(Chart and figure data)
☆ ☆ ☆ ☆ ☆

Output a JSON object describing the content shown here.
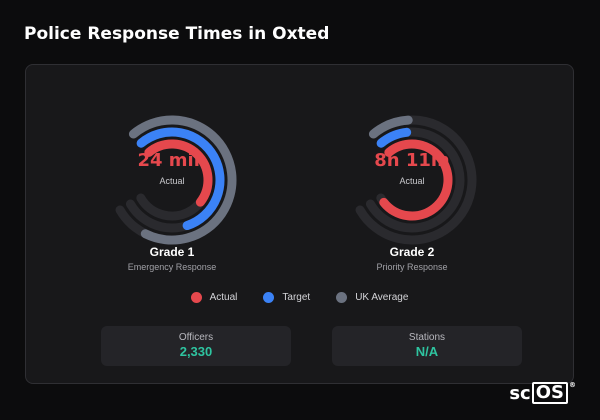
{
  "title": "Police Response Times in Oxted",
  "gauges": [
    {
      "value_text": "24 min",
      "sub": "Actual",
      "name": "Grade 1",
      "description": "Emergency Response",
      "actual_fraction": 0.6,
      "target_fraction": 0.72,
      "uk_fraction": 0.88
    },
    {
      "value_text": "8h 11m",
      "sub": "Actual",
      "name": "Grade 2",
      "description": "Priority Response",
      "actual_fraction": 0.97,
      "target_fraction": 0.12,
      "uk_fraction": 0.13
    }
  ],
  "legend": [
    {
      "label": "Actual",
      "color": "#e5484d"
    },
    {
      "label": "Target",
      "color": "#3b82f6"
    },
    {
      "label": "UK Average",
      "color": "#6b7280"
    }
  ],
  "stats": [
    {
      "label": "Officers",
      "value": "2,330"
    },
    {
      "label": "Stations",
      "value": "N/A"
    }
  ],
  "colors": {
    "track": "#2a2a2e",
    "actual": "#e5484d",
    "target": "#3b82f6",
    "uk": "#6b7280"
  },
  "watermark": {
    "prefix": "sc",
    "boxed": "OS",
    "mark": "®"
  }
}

☆ ☆ ☆ ☆ ☆

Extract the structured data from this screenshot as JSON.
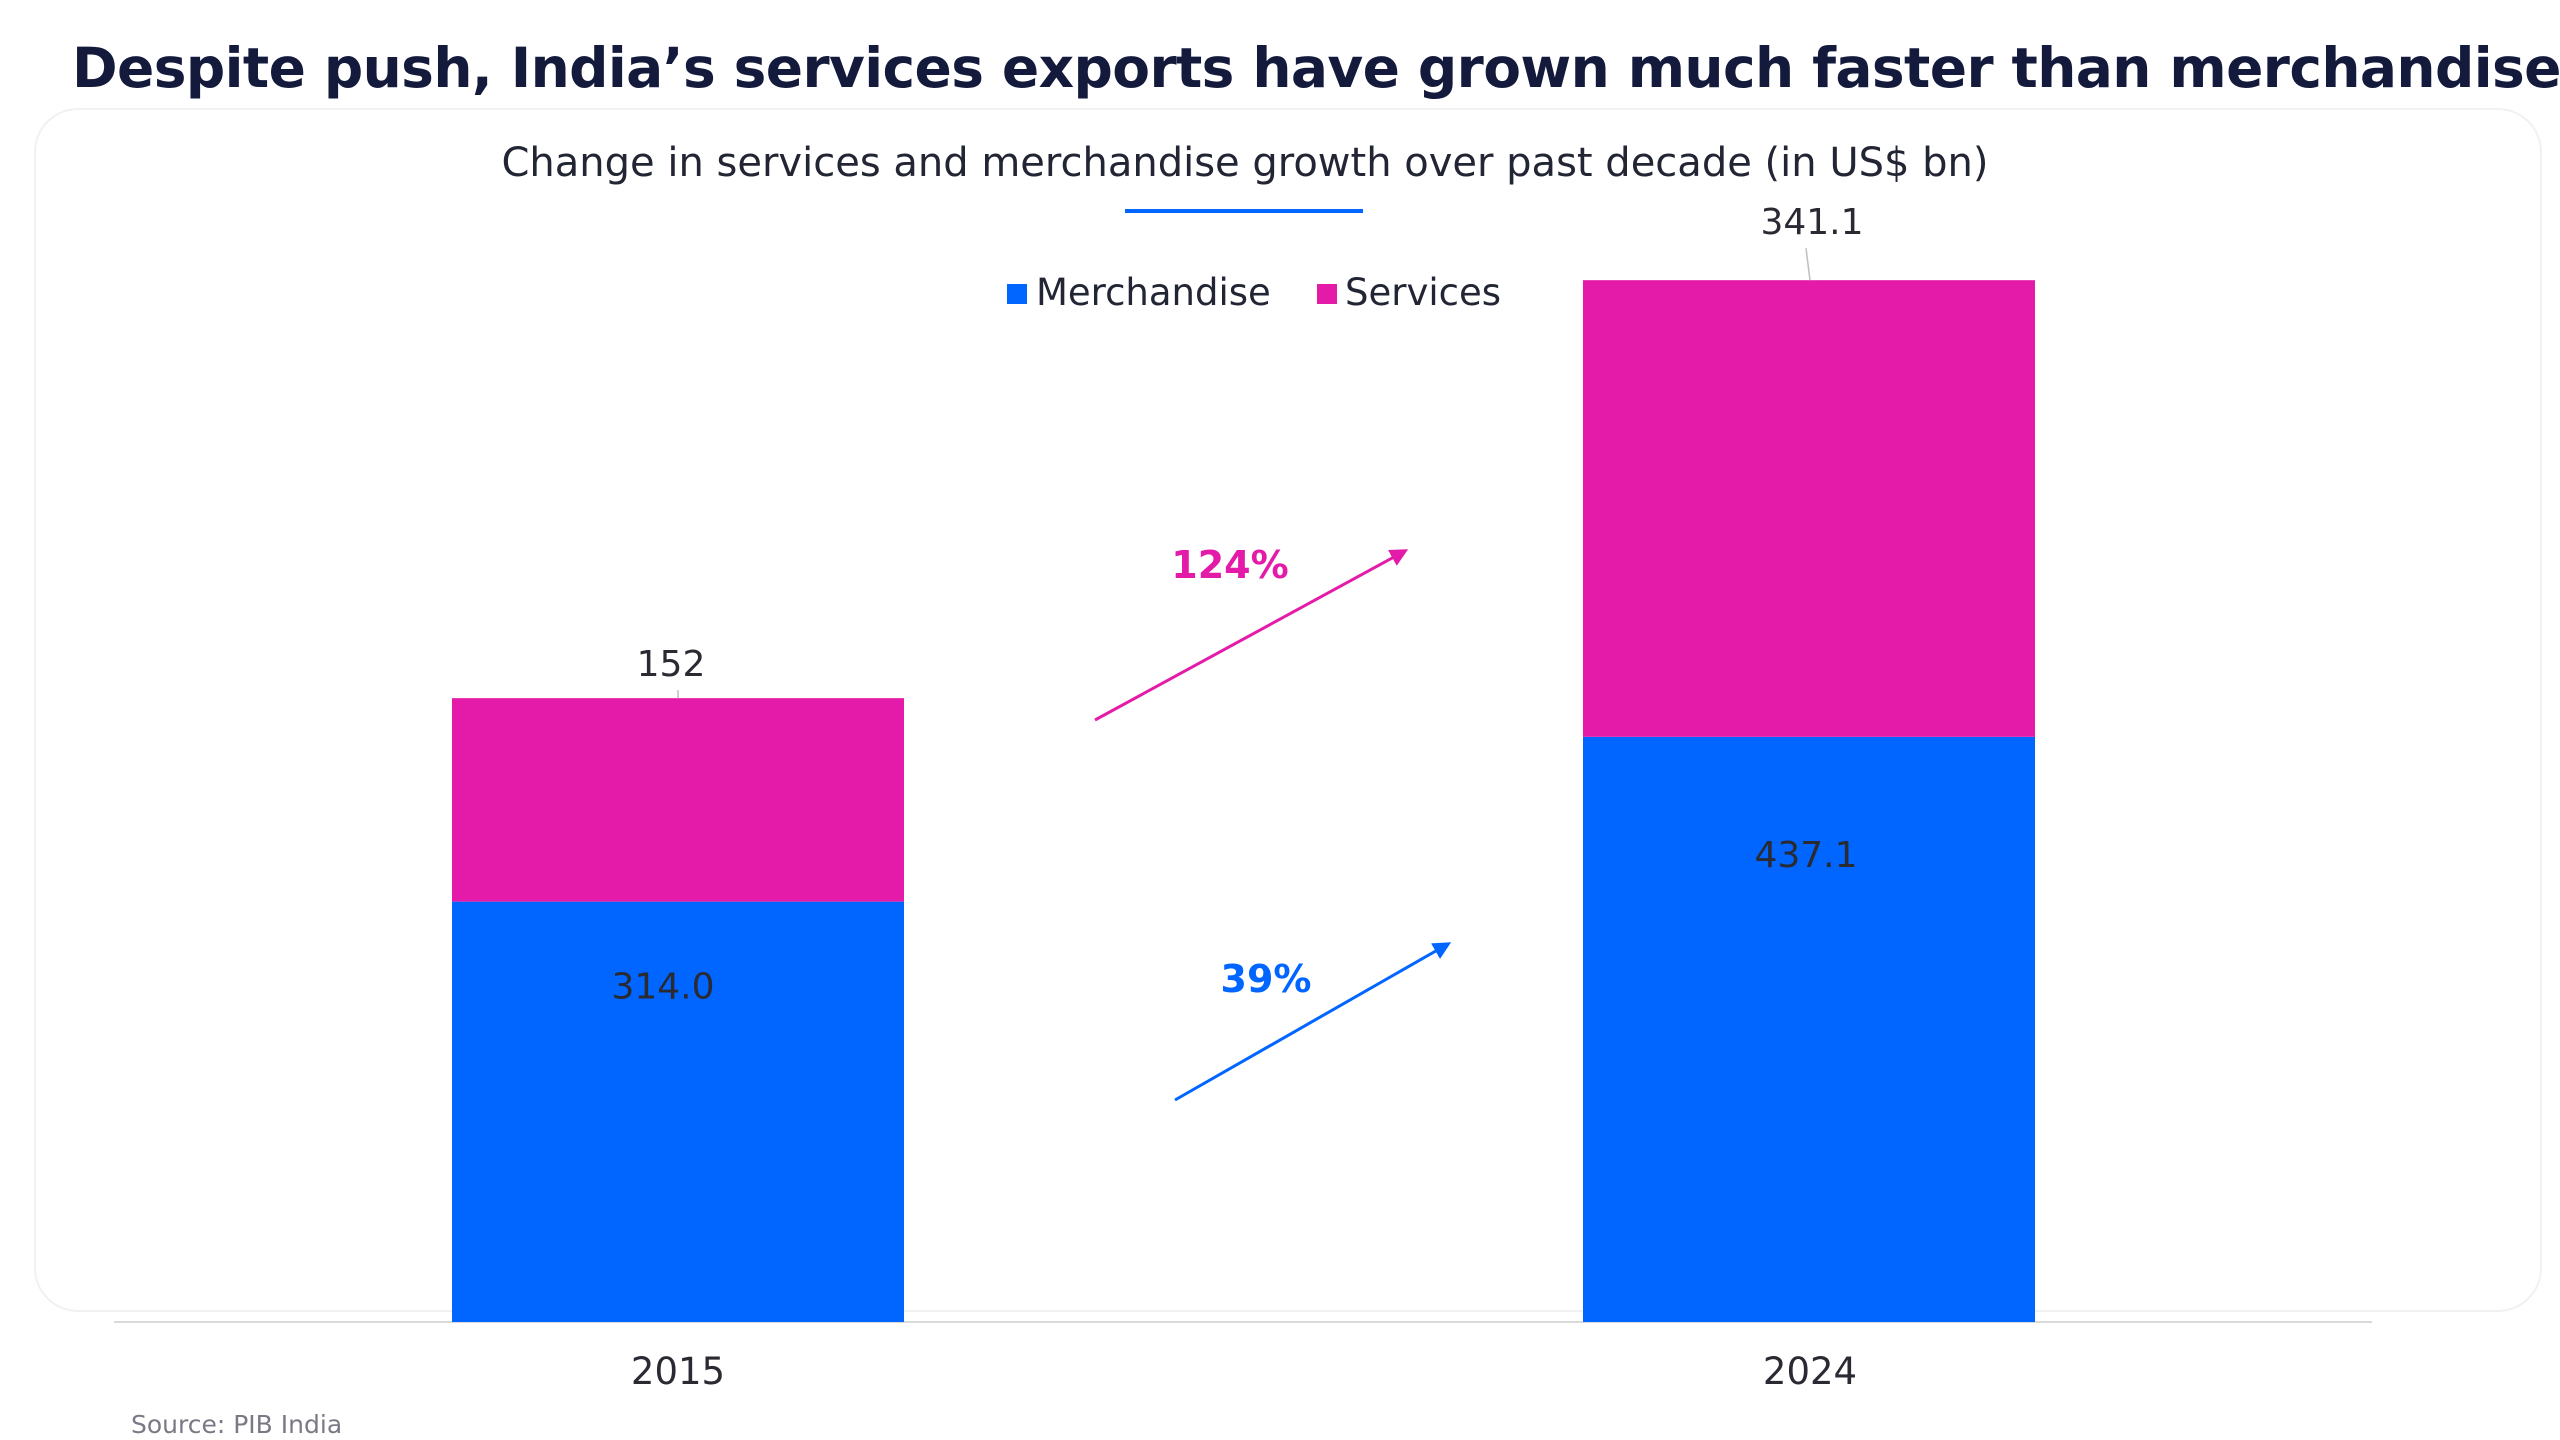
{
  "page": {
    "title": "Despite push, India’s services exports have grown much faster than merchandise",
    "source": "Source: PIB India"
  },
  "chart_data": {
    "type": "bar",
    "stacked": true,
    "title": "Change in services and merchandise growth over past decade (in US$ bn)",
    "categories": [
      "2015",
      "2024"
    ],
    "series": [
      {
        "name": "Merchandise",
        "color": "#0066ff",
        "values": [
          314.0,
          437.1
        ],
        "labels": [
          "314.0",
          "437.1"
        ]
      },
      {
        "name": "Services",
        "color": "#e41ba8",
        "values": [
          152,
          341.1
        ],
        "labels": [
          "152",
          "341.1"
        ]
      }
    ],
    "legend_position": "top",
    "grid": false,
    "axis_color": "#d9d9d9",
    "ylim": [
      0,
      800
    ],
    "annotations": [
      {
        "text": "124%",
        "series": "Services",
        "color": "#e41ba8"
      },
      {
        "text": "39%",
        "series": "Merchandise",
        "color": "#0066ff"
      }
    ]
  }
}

☆ ☆ ☆ ☆ ☆

## Aim of the exercise
Report how many lines of the data hold the string "India"; give only the number.

## The completed task
2